◆ **Texto de origem**:
▼
Alguns recorreram ao doxxing  [9]ou a publicar a informação de contato das pessoas que criticaram on-line a resposta da cidade de Kemerovo. A maioria das vezes, é possível reconhecer os “bots” ou impostores (um usuário real por trás de uma conta que emite um sinal para outras contas) por seus nomes de usuário:

Prestem atenção aos nomes destas contas [em referência ao nome da conta, que é uma longa lista de caracteres alfanuméricos e uma foto do perfil de Sergey Lavrov, o ministro do exterior da Rússia], que estão acusando os manifestantes de Kemerov de se ‘autopromover sobre os ossos [dos mortos]’ #TrollFactory

Pode ser difícil provar que há uma campanha on-line coordenada contra esses protestos, mas o fato de que tais campanhas existem há anos é inegável. A Global Voices foi um dos primeiros veículos de notícias ocidentais a expor a real extensão da trolagem on-line patrocinada pelo governo da Rússia [13]. Existe um canal anônimo no Telegram [14], um popular serviço de mensagem na Rússia, supostamente gerenciado por um funcionário de uma fábrica de trolls (quando jornalistas tentam falar com eles, o dono do canal recusa os pedidos, alegando temer pela própria segurança). Chamado “Confessions of a Kremlinbot” ou, em tradução livre “Confissões de um robô do Kremlin”, o suposto troll postou em 26 de março:

Да, ребят, нас реально заставляют писать комменты в поддержку правительства по ситуации в Кемерово.

Смещаем вину на отдельных личностей: застройщиков, администрацию, охрану.
Перекрываем настроения против власти. “Причем тут Путин? Он же не может всё контролировать!”
Это главная цель. Параллельно хвалим МЧС, пожарных, очевидцев, кто помогал, выражаем соболезнования.

Я не знаю, зачем им это всё, но ничего более омерзительного ещё не было.

Sim, pessoal, eles estão nos forçando a escrever comentários de apoio ao governo sobre o acidente em Kemerovo.
Estamos jogando a culpa em várias pessoas: funcionários da construção, administração, guardas de segurança.
Estamos neutralizando a atitude antigoverno: “O que Putin tem a ver com isso? Ele não consegue controlar tudo!”
Este é o nosso principal objetivo. Ao mesmo tempo, estamos elogiando o Ministério de Situações Emergenciais, os bombeiros, as testemunhas que ofereceram ajuda, e estamos dando nossas condolências.
Eu não sei por que eles precisam de tudo isso, mas tem sido a coisa mais macabra que já fizemos.
▲
◆ **Linhas extraídas**:
▼
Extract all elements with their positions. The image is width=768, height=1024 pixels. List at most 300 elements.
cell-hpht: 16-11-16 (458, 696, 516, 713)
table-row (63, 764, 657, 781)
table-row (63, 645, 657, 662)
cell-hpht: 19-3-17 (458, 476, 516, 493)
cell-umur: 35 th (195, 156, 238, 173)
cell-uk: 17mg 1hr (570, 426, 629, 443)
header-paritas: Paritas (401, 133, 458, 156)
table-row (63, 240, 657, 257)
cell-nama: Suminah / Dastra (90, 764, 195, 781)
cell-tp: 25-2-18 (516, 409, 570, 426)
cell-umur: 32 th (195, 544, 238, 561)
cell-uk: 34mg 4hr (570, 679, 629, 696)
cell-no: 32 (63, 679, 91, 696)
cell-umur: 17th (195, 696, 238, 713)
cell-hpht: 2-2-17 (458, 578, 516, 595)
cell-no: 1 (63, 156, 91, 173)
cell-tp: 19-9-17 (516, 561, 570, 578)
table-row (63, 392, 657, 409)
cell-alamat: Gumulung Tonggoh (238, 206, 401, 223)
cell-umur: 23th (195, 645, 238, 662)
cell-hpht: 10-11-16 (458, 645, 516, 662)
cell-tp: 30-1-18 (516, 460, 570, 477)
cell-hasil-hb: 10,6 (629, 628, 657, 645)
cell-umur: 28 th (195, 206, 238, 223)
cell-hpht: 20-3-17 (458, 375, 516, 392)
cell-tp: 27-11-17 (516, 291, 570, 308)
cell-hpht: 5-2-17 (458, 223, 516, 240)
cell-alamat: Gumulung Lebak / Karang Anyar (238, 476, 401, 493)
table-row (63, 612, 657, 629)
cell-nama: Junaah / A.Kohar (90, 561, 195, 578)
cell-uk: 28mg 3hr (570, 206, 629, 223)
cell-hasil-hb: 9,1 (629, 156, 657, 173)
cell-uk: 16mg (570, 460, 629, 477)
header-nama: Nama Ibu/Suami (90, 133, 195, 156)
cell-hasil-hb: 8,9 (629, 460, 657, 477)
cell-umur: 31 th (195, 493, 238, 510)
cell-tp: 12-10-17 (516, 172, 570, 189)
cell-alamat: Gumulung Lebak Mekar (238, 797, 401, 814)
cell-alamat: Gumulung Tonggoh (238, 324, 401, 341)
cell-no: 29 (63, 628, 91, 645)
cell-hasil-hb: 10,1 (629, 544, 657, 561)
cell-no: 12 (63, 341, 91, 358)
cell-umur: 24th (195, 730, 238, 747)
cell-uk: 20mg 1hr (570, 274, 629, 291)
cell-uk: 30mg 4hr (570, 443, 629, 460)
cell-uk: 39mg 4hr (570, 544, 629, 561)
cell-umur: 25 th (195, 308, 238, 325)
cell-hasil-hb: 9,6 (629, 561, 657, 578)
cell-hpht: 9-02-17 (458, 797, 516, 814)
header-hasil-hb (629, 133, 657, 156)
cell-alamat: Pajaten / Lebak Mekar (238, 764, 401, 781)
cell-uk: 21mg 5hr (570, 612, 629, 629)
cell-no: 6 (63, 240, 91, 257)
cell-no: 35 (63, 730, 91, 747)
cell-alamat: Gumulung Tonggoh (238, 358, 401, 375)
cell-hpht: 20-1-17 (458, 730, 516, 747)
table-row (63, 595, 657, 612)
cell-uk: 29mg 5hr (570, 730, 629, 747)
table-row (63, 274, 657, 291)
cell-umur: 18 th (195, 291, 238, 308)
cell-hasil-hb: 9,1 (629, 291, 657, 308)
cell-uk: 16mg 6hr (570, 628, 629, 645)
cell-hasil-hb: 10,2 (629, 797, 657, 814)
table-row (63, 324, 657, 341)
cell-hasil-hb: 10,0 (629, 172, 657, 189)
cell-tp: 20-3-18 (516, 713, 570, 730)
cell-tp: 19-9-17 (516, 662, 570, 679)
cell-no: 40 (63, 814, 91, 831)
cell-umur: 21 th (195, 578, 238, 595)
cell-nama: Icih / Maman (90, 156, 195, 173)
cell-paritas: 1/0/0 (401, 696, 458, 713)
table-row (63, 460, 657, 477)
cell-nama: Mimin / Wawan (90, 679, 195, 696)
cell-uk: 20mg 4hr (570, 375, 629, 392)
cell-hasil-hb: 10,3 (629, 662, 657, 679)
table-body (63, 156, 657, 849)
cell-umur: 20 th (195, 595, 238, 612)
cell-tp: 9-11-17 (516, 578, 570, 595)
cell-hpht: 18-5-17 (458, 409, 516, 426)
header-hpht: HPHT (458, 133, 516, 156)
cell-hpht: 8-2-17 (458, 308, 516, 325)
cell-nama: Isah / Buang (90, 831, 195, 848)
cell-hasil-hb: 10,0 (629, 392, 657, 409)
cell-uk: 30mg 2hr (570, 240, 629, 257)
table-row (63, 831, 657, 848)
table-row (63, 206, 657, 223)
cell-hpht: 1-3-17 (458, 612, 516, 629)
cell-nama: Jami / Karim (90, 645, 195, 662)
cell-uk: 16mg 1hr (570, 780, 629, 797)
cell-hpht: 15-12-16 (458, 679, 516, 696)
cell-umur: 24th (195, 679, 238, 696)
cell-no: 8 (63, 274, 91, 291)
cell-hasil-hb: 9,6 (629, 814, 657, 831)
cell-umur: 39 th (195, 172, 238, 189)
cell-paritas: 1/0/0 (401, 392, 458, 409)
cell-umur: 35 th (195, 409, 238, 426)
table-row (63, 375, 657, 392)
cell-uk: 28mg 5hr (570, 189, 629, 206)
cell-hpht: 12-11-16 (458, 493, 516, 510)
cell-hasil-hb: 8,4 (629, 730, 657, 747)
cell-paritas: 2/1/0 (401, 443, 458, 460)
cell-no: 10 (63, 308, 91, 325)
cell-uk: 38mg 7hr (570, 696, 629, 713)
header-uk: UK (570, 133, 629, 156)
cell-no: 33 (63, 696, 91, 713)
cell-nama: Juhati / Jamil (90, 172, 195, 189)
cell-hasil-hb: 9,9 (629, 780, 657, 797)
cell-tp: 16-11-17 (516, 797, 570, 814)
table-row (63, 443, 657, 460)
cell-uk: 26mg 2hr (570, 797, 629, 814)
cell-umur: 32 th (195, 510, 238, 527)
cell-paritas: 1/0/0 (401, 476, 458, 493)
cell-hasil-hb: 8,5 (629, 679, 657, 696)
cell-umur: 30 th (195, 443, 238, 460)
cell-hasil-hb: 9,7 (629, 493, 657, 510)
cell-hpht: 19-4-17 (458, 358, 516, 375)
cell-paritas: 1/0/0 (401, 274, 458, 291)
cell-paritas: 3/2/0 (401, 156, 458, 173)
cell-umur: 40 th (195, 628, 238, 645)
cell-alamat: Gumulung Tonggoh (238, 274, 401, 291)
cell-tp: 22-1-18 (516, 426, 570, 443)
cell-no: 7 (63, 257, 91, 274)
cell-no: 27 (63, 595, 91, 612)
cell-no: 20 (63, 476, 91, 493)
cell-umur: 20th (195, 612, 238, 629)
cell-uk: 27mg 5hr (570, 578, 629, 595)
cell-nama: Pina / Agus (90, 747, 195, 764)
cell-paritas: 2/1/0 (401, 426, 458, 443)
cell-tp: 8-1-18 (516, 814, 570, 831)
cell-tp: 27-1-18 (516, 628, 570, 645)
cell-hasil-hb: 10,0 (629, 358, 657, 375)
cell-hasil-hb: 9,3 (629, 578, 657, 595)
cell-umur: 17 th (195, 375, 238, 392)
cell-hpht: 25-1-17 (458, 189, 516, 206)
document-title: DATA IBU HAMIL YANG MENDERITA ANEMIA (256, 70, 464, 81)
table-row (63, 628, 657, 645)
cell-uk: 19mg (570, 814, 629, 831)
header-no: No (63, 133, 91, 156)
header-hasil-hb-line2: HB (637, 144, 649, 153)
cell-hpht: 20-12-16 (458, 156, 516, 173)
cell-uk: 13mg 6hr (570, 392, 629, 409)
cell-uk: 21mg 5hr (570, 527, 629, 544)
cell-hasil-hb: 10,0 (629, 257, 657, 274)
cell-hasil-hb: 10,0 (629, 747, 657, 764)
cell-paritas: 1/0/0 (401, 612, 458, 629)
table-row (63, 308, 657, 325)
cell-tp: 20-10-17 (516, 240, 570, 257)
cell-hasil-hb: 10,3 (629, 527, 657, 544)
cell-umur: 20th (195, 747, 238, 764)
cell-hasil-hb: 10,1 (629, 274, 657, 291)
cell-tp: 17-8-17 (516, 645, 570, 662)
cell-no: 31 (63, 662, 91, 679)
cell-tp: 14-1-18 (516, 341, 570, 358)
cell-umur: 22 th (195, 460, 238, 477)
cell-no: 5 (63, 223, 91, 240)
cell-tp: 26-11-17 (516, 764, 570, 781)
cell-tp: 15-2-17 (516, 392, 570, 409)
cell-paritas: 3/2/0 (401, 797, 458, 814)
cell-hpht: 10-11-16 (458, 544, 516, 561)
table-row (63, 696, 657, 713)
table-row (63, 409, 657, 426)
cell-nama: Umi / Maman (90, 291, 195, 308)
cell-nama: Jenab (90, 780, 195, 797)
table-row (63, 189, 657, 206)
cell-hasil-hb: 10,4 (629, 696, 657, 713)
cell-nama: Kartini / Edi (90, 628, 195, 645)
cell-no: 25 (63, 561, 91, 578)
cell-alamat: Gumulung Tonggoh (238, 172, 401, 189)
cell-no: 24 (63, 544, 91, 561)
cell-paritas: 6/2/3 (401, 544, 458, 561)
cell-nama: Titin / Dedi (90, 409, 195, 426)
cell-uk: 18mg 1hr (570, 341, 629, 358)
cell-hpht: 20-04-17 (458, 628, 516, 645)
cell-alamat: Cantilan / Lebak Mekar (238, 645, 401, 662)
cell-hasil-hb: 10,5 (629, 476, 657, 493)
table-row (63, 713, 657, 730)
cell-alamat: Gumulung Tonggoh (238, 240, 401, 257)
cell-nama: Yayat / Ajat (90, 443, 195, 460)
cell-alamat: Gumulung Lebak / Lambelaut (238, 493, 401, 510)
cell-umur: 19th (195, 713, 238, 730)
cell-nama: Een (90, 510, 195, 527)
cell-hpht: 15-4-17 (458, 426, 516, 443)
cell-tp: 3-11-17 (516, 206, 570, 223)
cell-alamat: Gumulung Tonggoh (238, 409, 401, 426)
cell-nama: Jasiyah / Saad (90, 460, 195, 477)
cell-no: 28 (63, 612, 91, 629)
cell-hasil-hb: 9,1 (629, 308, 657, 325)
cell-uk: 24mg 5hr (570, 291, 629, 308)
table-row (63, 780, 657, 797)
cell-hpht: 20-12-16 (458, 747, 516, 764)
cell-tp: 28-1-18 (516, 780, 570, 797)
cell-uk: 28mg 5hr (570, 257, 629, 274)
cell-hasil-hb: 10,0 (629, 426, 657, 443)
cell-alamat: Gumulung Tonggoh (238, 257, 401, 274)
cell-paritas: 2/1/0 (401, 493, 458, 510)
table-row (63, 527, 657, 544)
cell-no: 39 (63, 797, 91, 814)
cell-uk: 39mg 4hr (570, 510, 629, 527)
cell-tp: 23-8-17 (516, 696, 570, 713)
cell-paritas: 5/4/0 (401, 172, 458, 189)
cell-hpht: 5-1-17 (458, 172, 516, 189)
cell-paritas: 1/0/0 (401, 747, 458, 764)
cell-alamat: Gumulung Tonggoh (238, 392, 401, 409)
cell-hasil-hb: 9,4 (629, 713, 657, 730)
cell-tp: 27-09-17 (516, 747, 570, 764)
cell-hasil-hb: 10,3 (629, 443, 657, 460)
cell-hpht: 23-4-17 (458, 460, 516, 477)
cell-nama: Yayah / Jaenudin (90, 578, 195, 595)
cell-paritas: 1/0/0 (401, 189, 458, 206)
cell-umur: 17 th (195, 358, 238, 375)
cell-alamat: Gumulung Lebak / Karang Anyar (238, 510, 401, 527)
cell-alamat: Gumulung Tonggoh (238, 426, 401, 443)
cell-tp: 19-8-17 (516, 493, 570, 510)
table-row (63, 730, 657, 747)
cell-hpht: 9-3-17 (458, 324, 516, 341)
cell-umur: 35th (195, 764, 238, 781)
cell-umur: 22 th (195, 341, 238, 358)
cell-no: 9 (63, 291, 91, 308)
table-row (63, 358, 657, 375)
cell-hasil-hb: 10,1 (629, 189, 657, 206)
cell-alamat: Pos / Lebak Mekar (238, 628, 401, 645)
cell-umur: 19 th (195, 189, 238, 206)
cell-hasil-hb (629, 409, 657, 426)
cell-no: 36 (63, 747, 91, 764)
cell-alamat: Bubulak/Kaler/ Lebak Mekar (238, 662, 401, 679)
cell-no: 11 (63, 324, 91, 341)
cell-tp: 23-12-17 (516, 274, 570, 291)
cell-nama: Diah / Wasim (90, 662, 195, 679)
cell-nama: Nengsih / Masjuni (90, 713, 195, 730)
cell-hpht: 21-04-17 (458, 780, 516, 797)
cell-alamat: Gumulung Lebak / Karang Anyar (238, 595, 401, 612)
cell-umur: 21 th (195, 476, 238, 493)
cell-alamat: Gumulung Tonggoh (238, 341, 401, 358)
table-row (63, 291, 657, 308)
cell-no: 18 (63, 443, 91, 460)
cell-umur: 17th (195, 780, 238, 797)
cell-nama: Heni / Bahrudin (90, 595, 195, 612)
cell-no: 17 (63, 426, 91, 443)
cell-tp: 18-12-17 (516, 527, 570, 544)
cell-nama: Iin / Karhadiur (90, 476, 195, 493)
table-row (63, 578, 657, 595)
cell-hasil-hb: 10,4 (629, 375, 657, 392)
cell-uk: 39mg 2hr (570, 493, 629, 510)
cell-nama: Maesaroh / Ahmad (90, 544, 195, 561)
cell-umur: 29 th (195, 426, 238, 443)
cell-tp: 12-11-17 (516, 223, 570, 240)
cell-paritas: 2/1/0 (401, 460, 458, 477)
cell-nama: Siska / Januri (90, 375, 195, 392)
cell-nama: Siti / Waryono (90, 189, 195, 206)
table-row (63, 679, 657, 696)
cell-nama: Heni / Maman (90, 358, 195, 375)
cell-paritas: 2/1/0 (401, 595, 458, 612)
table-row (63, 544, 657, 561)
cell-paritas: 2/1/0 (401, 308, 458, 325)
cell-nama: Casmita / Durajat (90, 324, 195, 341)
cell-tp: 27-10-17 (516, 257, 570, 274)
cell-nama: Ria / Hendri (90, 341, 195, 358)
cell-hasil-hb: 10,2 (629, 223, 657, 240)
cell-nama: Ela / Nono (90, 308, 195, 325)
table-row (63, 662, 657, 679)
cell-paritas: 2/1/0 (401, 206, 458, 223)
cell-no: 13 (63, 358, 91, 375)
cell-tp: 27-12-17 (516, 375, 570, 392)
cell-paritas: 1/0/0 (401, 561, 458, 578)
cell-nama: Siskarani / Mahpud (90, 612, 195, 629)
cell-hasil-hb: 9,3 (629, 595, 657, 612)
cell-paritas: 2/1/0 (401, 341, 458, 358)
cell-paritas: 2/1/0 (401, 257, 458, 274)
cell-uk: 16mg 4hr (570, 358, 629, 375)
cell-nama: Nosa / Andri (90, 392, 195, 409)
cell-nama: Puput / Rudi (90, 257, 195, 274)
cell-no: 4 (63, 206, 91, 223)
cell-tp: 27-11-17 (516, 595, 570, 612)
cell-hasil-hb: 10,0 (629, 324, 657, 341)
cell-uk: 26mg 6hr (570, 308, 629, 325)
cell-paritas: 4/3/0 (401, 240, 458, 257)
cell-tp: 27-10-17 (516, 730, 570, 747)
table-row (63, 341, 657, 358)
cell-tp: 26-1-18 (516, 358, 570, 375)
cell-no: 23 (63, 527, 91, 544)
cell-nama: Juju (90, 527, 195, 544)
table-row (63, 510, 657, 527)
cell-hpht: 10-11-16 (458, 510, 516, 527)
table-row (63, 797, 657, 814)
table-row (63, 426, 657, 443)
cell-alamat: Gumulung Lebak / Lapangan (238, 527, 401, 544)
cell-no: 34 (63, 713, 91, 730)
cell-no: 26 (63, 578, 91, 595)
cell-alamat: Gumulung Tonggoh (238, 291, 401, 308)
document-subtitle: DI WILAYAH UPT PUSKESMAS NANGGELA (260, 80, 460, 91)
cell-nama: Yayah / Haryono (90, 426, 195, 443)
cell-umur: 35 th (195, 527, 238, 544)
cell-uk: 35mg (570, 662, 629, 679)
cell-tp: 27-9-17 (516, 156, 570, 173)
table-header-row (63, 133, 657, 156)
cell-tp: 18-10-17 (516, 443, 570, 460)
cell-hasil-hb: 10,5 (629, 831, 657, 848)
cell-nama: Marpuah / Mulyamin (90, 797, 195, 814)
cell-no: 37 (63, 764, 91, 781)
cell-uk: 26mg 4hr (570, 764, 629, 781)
▲
◆ **Questão 1**:
Diga se cada afirmação concorda com o texto de origem: (a) o canal no Telegram é anônimo; (b) o dono do canal aceitou falar com jornalistas; (c) o suposto troll postou em 26 de março. Responda sim ou não e cite as palavras do texto que decidem cada caso.
◆ **Questão 2**:
Segundo a tradução em português da postagem no texto de origem, em quem os trolls estão jogando a culpa? Liste todos.
◆ **Questão 3**:
Transcreva o trecho do texto de origem começando em "Смещаем вину на" e terminando em "помогал, выражаем соболезнования.".
As linhas são material à parte e não têm relação com o texto de origem.

◆ **Resposta 1**:
(a) Sim: "Existe um canal anônimo no Telegram".
(b) Não: "o dono do canal recusa os pedidos, alegando temer pela própria segurança".
(c) Sim: "o suposto troll postou em 26 de março".

◆ **Resposta 2**:
funcionários da construção; administração; guardas de segurança

◆ **Resposta 3**:
Смещаем вину на отдельных личностей: застройщиков, администрацию, охрану.
Перекрываем настроения против власти. “Причем тут Путин? Он же не может всё контролировать!”
Это главная цель. Параллельно хвалим МЧС, пожарных, очевидцев, кто помогал, выражаем соболезнования.